### [Directive]
Write out the data below in full, unchanged, minus the images.

•••

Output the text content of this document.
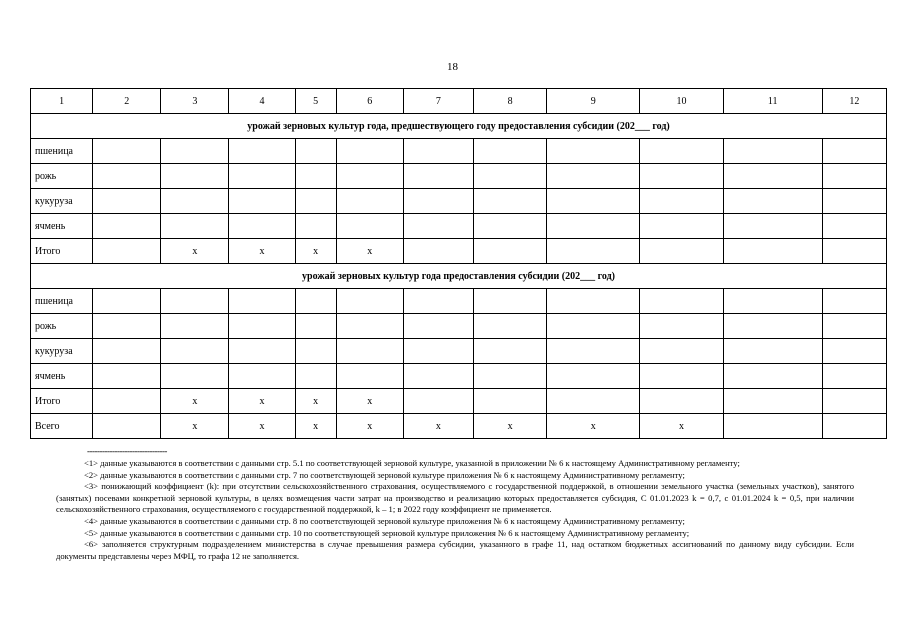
18
1	2	3	4	5	6	7	8	9	10	11	12
урожай зерновых культур года, предшествующего году предоставления субсидии (202___ год)											
пшеница											
рожь											
кукуруза											
ячмень											
Итого		х	х	х	х						
урожай зерновых культур года предоставления субсидии (202___ год)											
пшеница											
рожь											
кукуруза											
ячмень											
Итого		х	х	х	х						
Всего		х	х	х	х	х	х	х	х		
--------------------------------

<1> данные указываются в соответствии с данными стр. 5.1 по соответствующей зерновой культуре, указанной в приложении № 6 к настоящему Административному регламенту;

<2> данные указываются в соответствии с данными стр. 7 по соответствующей зерновой культуре приложения № 6 к настоящему Административному регламенту;

<3> понижающий коэффициент (k): при отсутствии сельскохозяйственного страхования, осуществляемого с государственной поддержкой, в отношении земельного участка (земельных участков), занятого (занятых) посевами конкретной зерновой культуры, в целях возмещения части затрат на производство и реализацию которых предоставляется субсидия, С 01.01.2023 k = 0,7, с 01.01.2024 k = 0,5, при наличии сельскохозяйственного страхования, осуществляемого с государственной поддержкой, k – 1; в 2022 году коэффициент не применяется.

<4> данные указываются в соответствии с данными стр. 8 по соответствующей зерновой культуре приложения № 6 к настоящему Административному регламенту;

<5> данные указываются в соответствии с данными стр. 10 по соответствующей зерновой культуре приложения № 6 к настоящему Административному регламенту;

<6> заполняется структурным подразделением министерства в случае превышения размера субсидии, указанного в графе 11, над остатком бюджетных ассигнований по данному виду субсидии. Если документы представлены через МФЦ, то графа 12 не заполняется.
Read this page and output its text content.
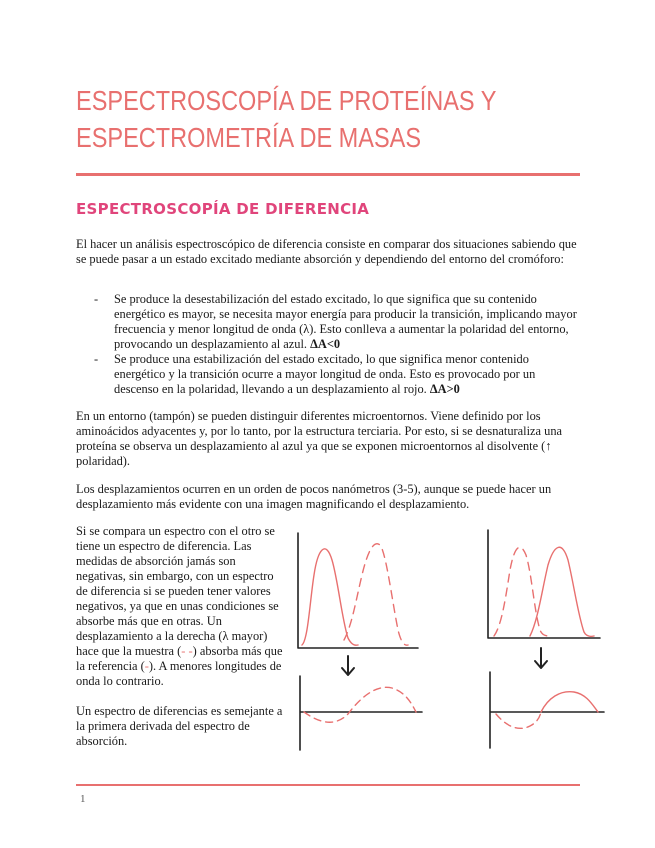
ESPECTROSCOPÍA DE PROTEÍNAS Y
ESPECTROMETRÍA DE MASAS
ESPECTROSCOPÍA DE DIFERENCIA

El hacer un análisis espectroscópico de diferencia consiste en comparar dos situaciones sabiendo que se puede pasar a un estado excitado mediante absorción y dependiendo del entorno del cromóforo:

- Se produce la desestabilización del estado excitado, lo que significa que su contenido energético es mayor, se necesita mayor energía para producir la transición, implicando mayor frecuencia y menor longitud de onda (λ). Esto conlleva a aumentar la polaridad del entorno, provocando un desplazamiento al azul. ΔA<0
- Se produce una estabilización del estado excitado, lo que significa menor contenido energético y la transición ocurre a mayor longitud de onda. Esto es provocado por un descenso en la polaridad, llevando a un desplazamiento al rojo. ΔA>0

En un entorno (tampón) se pueden distinguir diferentes microentornos. Viene definido por los aminoácidos adyacentes y, por lo tanto, por la estructura terciaria. Por esto, si se desnaturaliza una proteína se observa un desplazamiento al azul ya que se exponen microentornos al disolvente (↑ polaridad).

Los desplazamientos ocurren en un orden de pocos nanómetros (3-5), aunque se puede hacer un desplazamiento más evidente con una imagen magnificando el desplazamiento.

Si se compara un espectro con el otro se tiene un espectro de diferencia. Las medidas de absorción jamás son negativas, sin embargo, con un espectro de diferencia si se pueden tener valores negativos, ya que en unas condiciones se absorbe más que en otras. Un desplazamiento a la derecha (λ mayor) hace que la muestra (- -) absorba más que la referencia (-). A menores longitudes de onda lo contrario.

Un espectro de diferencias es semejante a la primera derivada del espectro de absorción.

1
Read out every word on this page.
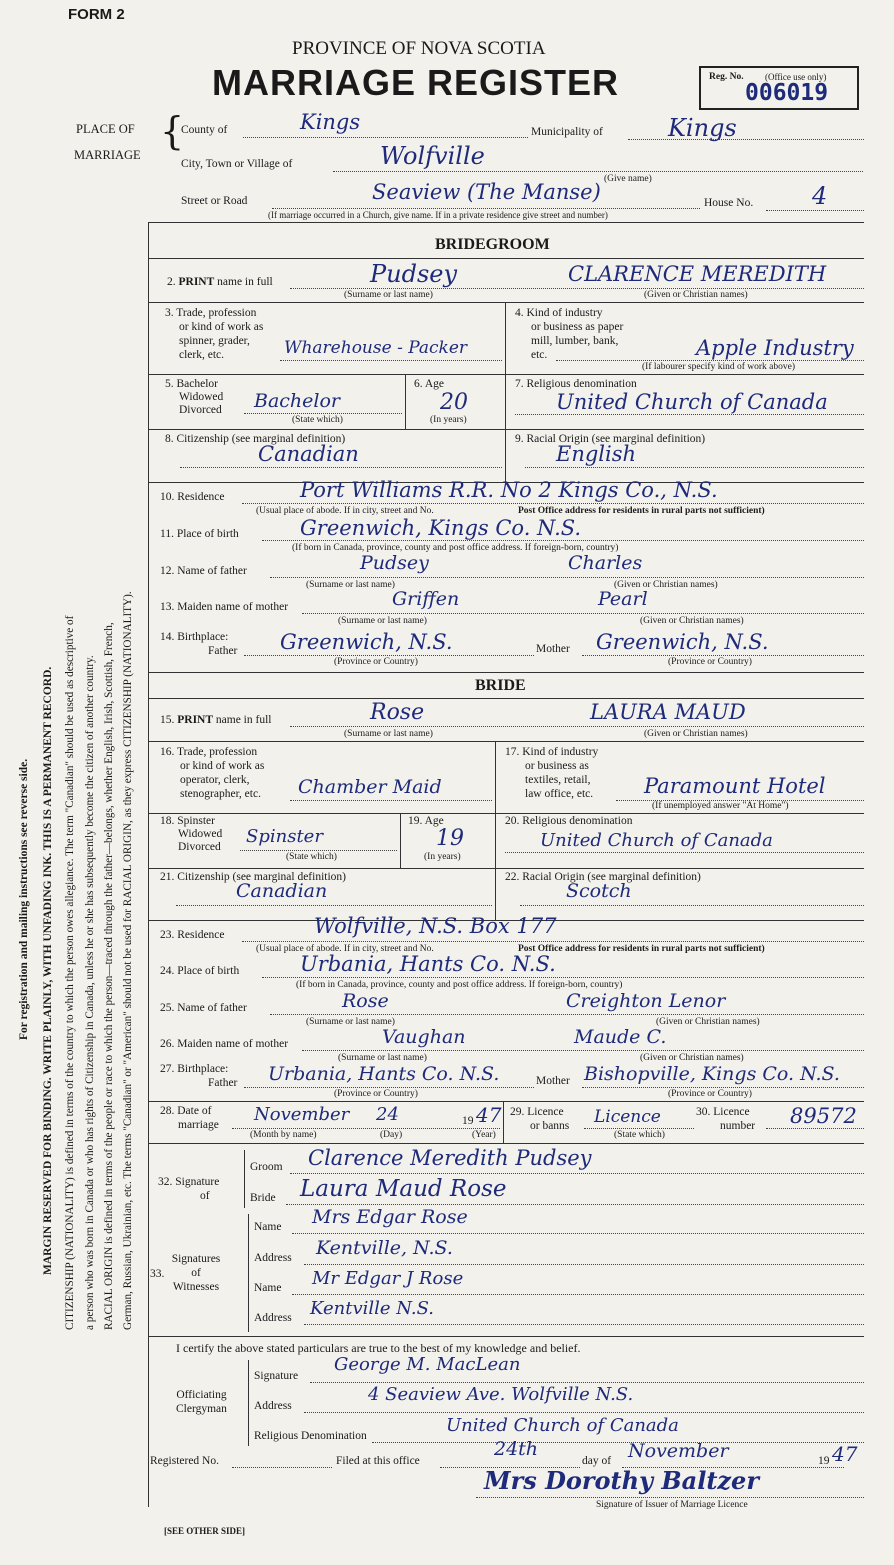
For registration and mailing instructions see reverse side. MARGIN RESERVED FOR BINDING. WRITE PLAINLY, WITH UNFADING INK. THIS IS A PERMANENT RECORD. CITIZENSHIP (NATIONALITY) is defined in terms of the country to which the person owes allegiance. The term "Canadian" should be used as descriptive of a person who was born in Canada or who has rights of Citizenship in Canada, unless he or she has subsequently become the citizen of another country. RACIAL ORIGIN is defined in terms of the people or race to which the person—traced through the father—belongs, whether English, Irish, Scottish, French, German, Russian, Ukrainian, etc. The terms "Canadian" or "American" should not be used for RACIAL ORIGIN, as they express CITIZENSHIP (NATIONALITY).
FORM 2
PROVINCE OF NOVA SCOTIA
MARRIAGE REGISTER	Reg. No. (Office use only)
006019
PLACE OF
MARRIAGE
{
County of	Kings	Municipality of	Kings
City, Town or Village of	Wolfville
(Give name)
Street or Road	Seaview (The Manse)	House No. 4
(If marriage occurred in a Church, give name. If in a private residence give street and number)
BRIDEGROOM
2. PRINT name in full	Pudsey	CLARENCE MEREDITH
(Surname or last name)	(Given or Christian names)
3. Trade, profession
or kind of work as
spinner, grader,
clerk, etc.	Wharehouse - Packer
4. Kind of industry
or business as paper
mill, lumber, bank,
etc.	Apple Industry
(If labourer specify kind of work above)
5. Bachelor
Widowed
Divorced Bachelor
(State which)
6. Age
20
(In years)
7. Religious denomination
United Church of Canada
8. Citizenship (see marginal definition)
Canadian
9. Racial Origin (see marginal definition)
English
10. Residence	Port Williams R.R. No 2 Kings Co., N.S.
(Usual place of abode. If in city, street and No.	Post Office address for residents in rural parts not sufficient)
11. Place of birth	Greenwich, Kings Co. N.S.
(If born in Canada, province, county and post office address. If foreign-born, country)
12. Name of father	Pudsey	Charles
(Surname or last name)	(Given or Christian names)
13. Maiden name of mother	Griffen	Pearl
(Surname or last name)	(Given or Christian names)
14. Birthplace:
Father Greenwich, N.S.	Mother Greenwich, N.S.
(Province or Country)	(Province or Country)
BRIDE
15. PRINT name in full	Rose	LAURA MAUD
(Surname or last name)	(Given or Christian names)
16. Trade, profession
or kind of work as
operator, clerk,
stenographer, etc. Chamber Maid
17. Kind of industry
or business as
textiles, retail,
law office, etc. Paramount Hotel
(If unemployed answer "At Home")
18. Spinster
Widowed
Divorced Spinster
(State which)
19. Age
19
(In years)
20. Religious denomination
United Church of Canada
21. Citizenship (see marginal definition)
Canadian
22. Racial Origin (see marginal definition)
Scotch
23. Residence	Wolfville, N.S. Box 177
(Usual place of abode. If in city, street and No.	Post Office address for residents in rural parts not sufficient)
24. Place of birth	Urbania, Hants Co. N.S.
(If born in Canada, province, county and post office address. If foreign-born, country)
25. Name of father	Rose	Creighton Lenor
(Surname or last name)	(Given or Christian names)
26. Maiden name of mother	Vaughan	Maude C.
(Surname or last name)	(Given or Christian names)
27. Birthplace:
Father Urbania, Hants Co. N.S.	Mother Bishopville, Kings Co. N.S.
(Province or Country)	(Province or Country)
28. Date of
marriage November 24	19 47
(Month by name)	(Day)	(Year)
29. Licence
or banns Licence
(State which)
30. Licence
number 89572
32. Signature
of
Groom Clarence Meredith Pudsey
Bride Laura Maud Rose
Signatures
of
Witnesses
33.
Name Mrs Edgar Rose
Address Kentville, N.S.
Name Mr Edgar J Rose
Address Kentville N.S.
I certify the above stated particulars are true to the best of my knowledge and belief.
Officiating
Clergyman
Signature
George M. MacLean
Address
4 Seaview Ave. Wolfville N.S.
Religious Denomination	United Church of Canada
Registered No.	Filed at this office
24th
day of November	19 47
Mrs Dorothy Baltzer
Signature of Issuer of Marriage Licence
[SEE OTHER SIDE]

•••

### [Completed task]
Output the text content of this document.
18
1	2	3	4	5	6	7	8	9	10	11	12
урожай зерновых культур года, предшествующего году предоставления субсидии (202___ год)											
пшеница											
рожь											
кукуруза											
ячмень											
Итого		х	х	х	х						
урожай зерновых культур года предоставления субсидии (202___ год)											
пшеница											
рожь											
кукуруза											
ячмень											
Итого		х	х	х	х						
Всего		х	х	х	х	х	х	х	х		
--------------------------------

<1> данные указываются в соответствии с данными стр. 5.1 по соответствующей зерновой культуре, указанной в приложении № 6 к настоящему Административному регламенту;

<2> данные указываются в соответствии с данными стр. 7 по соответствующей зерновой культуре приложения № 6 к настоящему Административному регламенту;

<3> понижающий коэффициент (k): при отсутствии сельскохозяйственного страхования, осуществляемого с государственной поддержкой, в отношении земельного участка (земельных участков), занятого (занятых) посевами конкретной зерновой культуры, в целях возмещения части затрат на производство и реализацию которых предоставляется субсидия, С 01.01.2023 k = 0,7, с 01.01.2024 k = 0,5, при наличии сельскохозяйственного страхования, осуществляемого с государственной поддержкой, k – 1; в 2022 году коэффициент не применяется.

<4> данные указываются в соответствии с данными стр. 8 по соответствующей зерновой культуре приложения № 6 к настоящему Административному регламенту;

<5> данные указываются в соответствии с данными стр. 10 по соответствующей зерновой культуре приложения № 6 к настоящему Административному регламенту;

<6> заполняется структурным подразделением министерства в случае превышения размера субсидии, указанного в графе 11, над остатком бюджетных ассигнований по данному виду субсидии. Если документы представлены через МФЦ, то графа 12 не заполняется.
Read this page and output its text content.
ESPECTROSCOPÍA DE PROTEÍNAS Y
ESPECTROMETRÍA DE MASAS
ESPECTROSCOPÍA DE DIFERENCIA

El hacer un análisis espectroscópico de diferencia consiste en comparar dos situaciones sabiendo que se puede pasar a un estado excitado mediante absorción y dependiendo del entorno del cromóforo:

- Se produce la desestabilización del estado excitado, lo que significa que su contenido energético es mayor, se necesita mayor energía para producir la transición, implicando mayor frecuencia y menor longitud de onda (λ). Esto conlleva a aumentar la polaridad del entorno, provocando un desplazamiento al azul. ΔA<0
- Se produce una estabilización del estado excitado, lo que significa menor contenido energético y la transición ocurre a mayor longitud de onda. Esto es provocado por un descenso en la polaridad, llevando a un desplazamiento al rojo. ΔA>0

En un entorno (tampón) se pueden distinguir diferentes microentornos. Viene definido por los aminoácidos adyacentes y, por lo tanto, por la estructura terciaria. Por esto, si se desnaturaliza una proteína se observa un desplazamiento al azul ya que se exponen microentornos al disolvente (↑ polaridad).

Los desplazamientos ocurren en un orden de pocos nanómetros (3-5), aunque se puede hacer un desplazamiento más evidente con una imagen magnificando el desplazamiento.

Si se compara un espectro con el otro se tiene un espectro de diferencia. Las medidas de absorción jamás son negativas, sin embargo, con un espectro de diferencia si se pueden tener valores negativos, ya que en unas condiciones se absorbe más que en otras. Un desplazamiento a la derecha (λ mayor) hace que la muestra (- -) absorba más que la referencia (-). A menores longitudes de onda lo contrario.

Un espectro de diferencias es semejante a la primera derivada del espectro de absorción.

1
Read out every word on this page.
For registration and mailing instructions see reverse side. MARGIN RESERVED FOR BINDING. WRITE PLAINLY, WITH UNFADING INK. THIS IS A PERMANENT RECORD. CITIZENSHIP (NATIONALITY) is defined in terms of the country to which the person owes allegiance. The term "Canadian" should be used as descriptive of a person who was born in Canada or who has rights of Citizenship in Canada, unless he or she has subsequently become the citizen of another country. RACIAL ORIGIN is defined in terms of the people or race to which the person—traced through the father—belongs, whether English, Irish, Scottish, French, German, Russian, Ukrainian, etc. The terms "Canadian" or "American" should not be used for RACIAL ORIGIN, as they express CITIZENSHIP (NATIONALITY).
FORM 2
PROVINCE OF NOVA SCOTIA
MARRIAGE REGISTER	Reg. No. (Office use only)
006019
PLACE OF
MARRIAGE
{
County of	Kings	Municipality of	Kings
City, Town or Village of	Wolfville
(Give name)
Street or Road	Seaview (The Manse)	House No. 4
(If marriage occurred in a Church, give name. If in a private residence give street and number)
BRIDEGROOM
2. PRINT name in full	Pudsey	CLARENCE MEREDITH
(Surname or last name)	(Given or Christian names)
3. Trade, profession
or kind of work as
spinner, grader,
clerk, etc.	Wharehouse - Packer
4. Kind of industry
or business as paper
mill, lumber, bank,
etc.	Apple Industry
(If labourer specify kind of work above)
5. Bachelor
Widowed
Divorced Bachelor
(State which)
6. Age
20
(In years)
7. Religious denomination
United Church of Canada
8. Citizenship (see marginal definition)
Canadian
9. Racial Origin (see marginal definition)
English
10. Residence	Port Williams R.R. No 2 Kings Co., N.S.
(Usual place of abode. If in city, street and No.	Post Office address for residents in rural parts not sufficient)
11. Place of birth	Greenwich, Kings Co. N.S.
(If born in Canada, province, county and post office address. If foreign-born, country)
12. Name of father	Pudsey	Charles
(Surname or last name)	(Given or Christian names)
13. Maiden name of mother	Griffen	Pearl
(Surname or last name)	(Given or Christian names)
14. Birthplace:
Father Greenwich, N.S.	Mother Greenwich, N.S.
(Province or Country)	(Province or Country)
BRIDE
15. PRINT name in full	Rose	LAURA MAUD
(Surname or last name)	(Given or Christian names)
16. Trade, profession
or kind of work as
operator, clerk,
stenographer, etc. Chamber Maid
17. Kind of industry
or business as
textiles, retail,
law office, etc. Paramount Hotel
(If unemployed answer "At Home")
18. Spinster
Widowed
Divorced Spinster
(State which)
19. Age
19
(In years)
20. Religious denomination
United Church of Canada
21. Citizenship (see marginal definition)
Canadian
22. Racial Origin (see marginal definition)
Scotch
23. Residence	Wolfville, N.S. Box 177
(Usual place of abode. If in city, street and No.	Post Office address for residents in rural parts not sufficient)
24. Place of birth	Urbania, Hants Co. N.S.
(If born in Canada, province, county and post office address. If foreign-born, country)
25. Name of father	Rose	Creighton Lenor
(Surname or last name)	(Given or Christian names)
26. Maiden name of mother	Vaughan	Maude C.
(Surname or last name)	(Given or Christian names)
27. Birthplace:
Father Urbania, Hants Co. N.S.	Mother Bishopville, Kings Co. N.S.
(Province or Country)	(Province or Country)
28. Date of
marriage November 24	19 47
(Month by name)	(Day)	(Year)
29. Licence
or banns Licence
(State which)
30. Licence
number 89572
32. Signature
of
Groom Clarence Meredith Pudsey
Bride Laura Maud Rose
Signatures
of
Witnesses
33.
Name Mrs Edgar Rose
Address Kentville, N.S.
Name Mr Edgar J Rose
Address Kentville N.S.
I certify the above stated particulars are true to the best of my knowledge and belief.
Officiating
Clergyman
Signature
George M. MacLean
Address
4 Seaview Ave. Wolfville N.S.
Religious Denomination	United Church of Canada
Registered No.	Filed at this office
24th
day of November	19 47
Mrs Dorothy Baltzer
Signature of Issuer of Marriage Licence
[SEE OTHER SIDE]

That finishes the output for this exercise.